Recorded data:
..............................

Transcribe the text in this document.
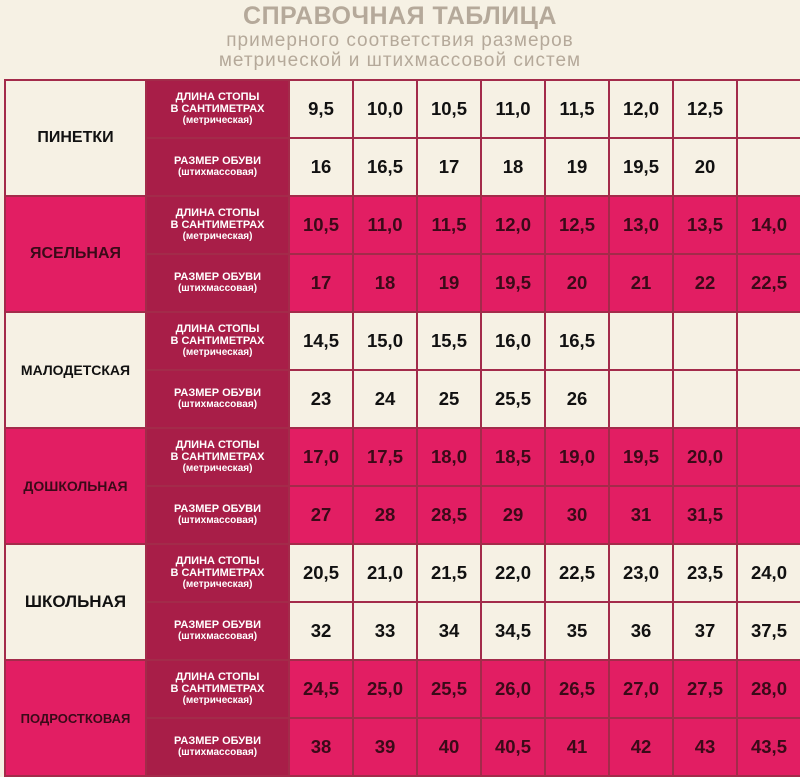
СПРАВОЧНАЯ ТАБЛИЦА
примерного соответствия размеров
метрической и штихмассовой систем
ПИНЕТКИ	ДЛИНА СТОПЫ
В САНТИМЕТРАХ
(метрическая)	9,5	10,0	10,5	11,0	11,5	12,0	12,5	

	РАЗМЕР ОБУВИ
(штихмассовая)	16	16,5	17	18	19	19,5	20	
ЯСЕЛЬНАЯ	ДЛИНА СТОПЫ
В САНТИМЕТРАХ
(метрическая)	10,5	11,0	11,5	12,0	12,5	13,0	13,5	14,0

	РАЗМЕР ОБУВИ
(штихмассовая)	17	18	19	19,5	20	21	22	22,5
МАЛОДЕТСКАЯ	ДЛИНА СТОПЫ
В САНТИМЕТРАХ
(метрическая)	14,5	15,0	15,5	16,0	16,5			

	РАЗМЕР ОБУВИ
(штихмассовая)	23	24	25	25,5	26			
ДОШКОЛЬНАЯ	ДЛИНА СТОПЫ
В САНТИМЕТРАХ
(метрическая)	17,0	17,5	18,0	18,5	19,0	19,5	20,0	

	РАЗМЕР ОБУВИ
(штихмассовая)	27	28	28,5	29	30	31	31,5	
ШКОЛЬНАЯ	ДЛИНА СТОПЫ
В САНТИМЕТРАХ
(метрическая)	20,5	21,0	21,5	22,0	22,5	23,0	23,5	24,0

	РАЗМЕР ОБУВИ
(штихмассовая)	32	33	34	34,5	35	36	37	37,5
ПОДРОСТКОВАЯ	ДЛИНА СТОПЫ
В САНТИМЕТРАХ
(метрическая)	24,5	25,0	25,5	26,0	26,5	27,0	27,5	28,0

	РАЗМЕР ОБУВИ
(штихмассовая)	38	39	40	40,5	41	42	43	43,5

..............................

Only lines with the word "ДЛИНА" are wanted, so copy each one from the records.

ПИНЕТКИ	ДЛИНА СТОПЫ
ЯСЕЛЬНАЯ	ДЛИНА СТОПЫ
МАЛОДЕТСКАЯ	ДЛИНА СТОПЫ
ДОШКОЛЬНАЯ	ДЛИНА СТОПЫ
ШКОЛЬНАЯ	ДЛИНА СТОПЫ
ПОДРОСТКОВАЯ	ДЛИНА СТОПЫ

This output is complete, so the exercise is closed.